• [AUFGABENDETAILS]
Wie lässt sich der Absatz „Die Erinnerung an die Bücherverbrennungen“ im Text über die Bücherverbrennung 1933 als knappe Liste wiedergeben, ohne seine Kernaussagen zu verlieren?

Bücherverbrennung am 10. Mail 1933

Der Buchladen erinnert.

Gegen das Vergessen !!

Der Buchladen der AWO Ahrensburg hat sein Schaufenster passend gestaltet, um zu erinnern.

Warum?

Die Erinnerung an die Bücherverbrennungen am 10. Mai 1933 ist wichtig, um vor Diktatur, Zensur und der Zerstörung freien Denkens zu warnen. Sie macht sichtbar, wie die Nationalsozialisten jüdische, pazifistische und politisch oppositionelle Autorinnen und Autoren verfolgten, das kulturelle Leben gleichschalteten und von ideologischer Verfolgung zur physischen Vernichtung übergingen.

Gesammelte Dateneinträge
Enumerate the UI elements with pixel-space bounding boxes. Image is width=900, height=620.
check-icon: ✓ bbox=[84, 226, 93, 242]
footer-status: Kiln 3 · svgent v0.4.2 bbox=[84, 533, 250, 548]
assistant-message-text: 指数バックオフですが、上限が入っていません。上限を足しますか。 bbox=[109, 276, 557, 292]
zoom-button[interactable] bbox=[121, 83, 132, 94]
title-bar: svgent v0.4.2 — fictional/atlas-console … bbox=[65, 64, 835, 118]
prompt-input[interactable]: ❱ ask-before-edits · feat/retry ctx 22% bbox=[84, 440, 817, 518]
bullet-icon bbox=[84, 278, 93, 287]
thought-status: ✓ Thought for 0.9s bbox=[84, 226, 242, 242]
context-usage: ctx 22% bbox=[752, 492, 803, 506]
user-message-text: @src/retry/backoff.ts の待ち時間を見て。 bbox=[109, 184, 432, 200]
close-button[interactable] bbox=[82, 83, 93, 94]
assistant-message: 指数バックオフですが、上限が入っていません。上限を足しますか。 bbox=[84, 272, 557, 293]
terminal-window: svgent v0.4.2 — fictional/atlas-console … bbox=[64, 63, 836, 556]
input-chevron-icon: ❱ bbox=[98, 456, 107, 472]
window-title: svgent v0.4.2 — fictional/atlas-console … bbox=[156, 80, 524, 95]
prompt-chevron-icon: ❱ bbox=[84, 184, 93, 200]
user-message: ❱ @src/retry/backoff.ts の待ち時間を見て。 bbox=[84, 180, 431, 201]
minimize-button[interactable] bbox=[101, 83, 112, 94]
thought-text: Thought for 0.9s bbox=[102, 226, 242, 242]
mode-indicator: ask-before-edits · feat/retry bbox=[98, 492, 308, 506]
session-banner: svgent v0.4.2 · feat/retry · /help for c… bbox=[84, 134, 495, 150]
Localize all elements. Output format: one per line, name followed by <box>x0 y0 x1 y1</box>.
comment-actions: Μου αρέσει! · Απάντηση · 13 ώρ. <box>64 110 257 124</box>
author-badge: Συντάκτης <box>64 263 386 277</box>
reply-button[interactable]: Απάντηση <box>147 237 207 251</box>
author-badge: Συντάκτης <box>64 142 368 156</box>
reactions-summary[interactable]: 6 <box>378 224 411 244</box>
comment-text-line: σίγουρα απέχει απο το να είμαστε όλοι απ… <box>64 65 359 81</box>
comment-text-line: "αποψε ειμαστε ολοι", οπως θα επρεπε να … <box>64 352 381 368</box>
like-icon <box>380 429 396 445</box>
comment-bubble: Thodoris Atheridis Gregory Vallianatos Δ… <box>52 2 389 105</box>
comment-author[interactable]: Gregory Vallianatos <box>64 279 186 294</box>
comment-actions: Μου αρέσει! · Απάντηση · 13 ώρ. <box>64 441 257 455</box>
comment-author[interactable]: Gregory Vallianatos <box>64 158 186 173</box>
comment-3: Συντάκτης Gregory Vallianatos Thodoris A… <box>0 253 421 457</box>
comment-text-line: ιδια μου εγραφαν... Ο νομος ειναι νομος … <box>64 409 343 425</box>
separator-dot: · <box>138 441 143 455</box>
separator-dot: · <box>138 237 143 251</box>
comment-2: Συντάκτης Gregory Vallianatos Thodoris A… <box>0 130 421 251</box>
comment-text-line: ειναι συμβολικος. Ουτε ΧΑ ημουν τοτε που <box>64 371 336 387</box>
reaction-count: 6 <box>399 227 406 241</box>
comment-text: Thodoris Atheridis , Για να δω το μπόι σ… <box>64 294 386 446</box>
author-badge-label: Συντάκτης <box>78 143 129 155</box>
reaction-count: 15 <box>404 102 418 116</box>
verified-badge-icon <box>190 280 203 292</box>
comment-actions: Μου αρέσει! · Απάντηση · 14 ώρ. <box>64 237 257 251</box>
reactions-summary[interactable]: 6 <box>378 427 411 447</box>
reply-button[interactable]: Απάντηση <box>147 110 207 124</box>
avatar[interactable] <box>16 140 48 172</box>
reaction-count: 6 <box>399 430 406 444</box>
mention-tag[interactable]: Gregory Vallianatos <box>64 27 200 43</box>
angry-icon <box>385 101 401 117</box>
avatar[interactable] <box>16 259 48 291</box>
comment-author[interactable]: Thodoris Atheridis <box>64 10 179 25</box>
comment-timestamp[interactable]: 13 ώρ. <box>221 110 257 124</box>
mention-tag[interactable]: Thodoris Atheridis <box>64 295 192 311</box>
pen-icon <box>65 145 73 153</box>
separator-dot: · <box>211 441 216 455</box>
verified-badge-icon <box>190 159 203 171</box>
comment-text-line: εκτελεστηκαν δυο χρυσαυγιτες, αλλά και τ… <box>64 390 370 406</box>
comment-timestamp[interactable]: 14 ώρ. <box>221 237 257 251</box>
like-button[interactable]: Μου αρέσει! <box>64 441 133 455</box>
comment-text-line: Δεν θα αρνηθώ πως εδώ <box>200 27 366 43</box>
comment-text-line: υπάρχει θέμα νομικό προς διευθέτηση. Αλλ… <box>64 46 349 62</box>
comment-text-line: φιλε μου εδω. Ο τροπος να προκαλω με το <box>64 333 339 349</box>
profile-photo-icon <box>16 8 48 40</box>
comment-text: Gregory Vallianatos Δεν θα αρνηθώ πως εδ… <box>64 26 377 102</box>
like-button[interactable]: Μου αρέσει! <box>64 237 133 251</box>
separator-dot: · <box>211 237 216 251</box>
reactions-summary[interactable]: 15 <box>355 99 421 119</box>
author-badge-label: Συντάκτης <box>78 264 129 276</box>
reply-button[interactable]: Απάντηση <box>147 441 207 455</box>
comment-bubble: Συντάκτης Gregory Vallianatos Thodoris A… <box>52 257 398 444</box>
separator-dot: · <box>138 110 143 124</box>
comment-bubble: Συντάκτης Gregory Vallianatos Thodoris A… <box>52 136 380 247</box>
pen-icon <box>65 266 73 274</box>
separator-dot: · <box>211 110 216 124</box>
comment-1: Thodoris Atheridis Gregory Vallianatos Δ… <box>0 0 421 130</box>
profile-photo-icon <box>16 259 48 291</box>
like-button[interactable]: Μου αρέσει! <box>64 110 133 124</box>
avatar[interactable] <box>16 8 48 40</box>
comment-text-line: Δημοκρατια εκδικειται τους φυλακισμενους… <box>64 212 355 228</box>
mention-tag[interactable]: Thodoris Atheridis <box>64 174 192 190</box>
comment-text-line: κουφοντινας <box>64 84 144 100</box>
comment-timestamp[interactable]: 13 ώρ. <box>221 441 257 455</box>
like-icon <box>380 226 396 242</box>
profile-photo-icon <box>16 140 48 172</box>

• [ERGEBNIS FOLGT]
- Die Erinnerung an die Bücherverbrennungen vom 10. Mai 1933 warnt vor Diktatur, Zensur und der Zerstörung freien Denkens.
- Sie zeigt, dass die Nationalsozialisten jüdische, pazifistische und politisch oppositionelle Autorinnen und Autoren verfolgten.
- Sie macht sichtbar, dass das kulturelle Leben gleichgeschaltet wurde.
- Sie zeigt den Übergang von ideologischer Verfolgung zur physischen Vernichtung.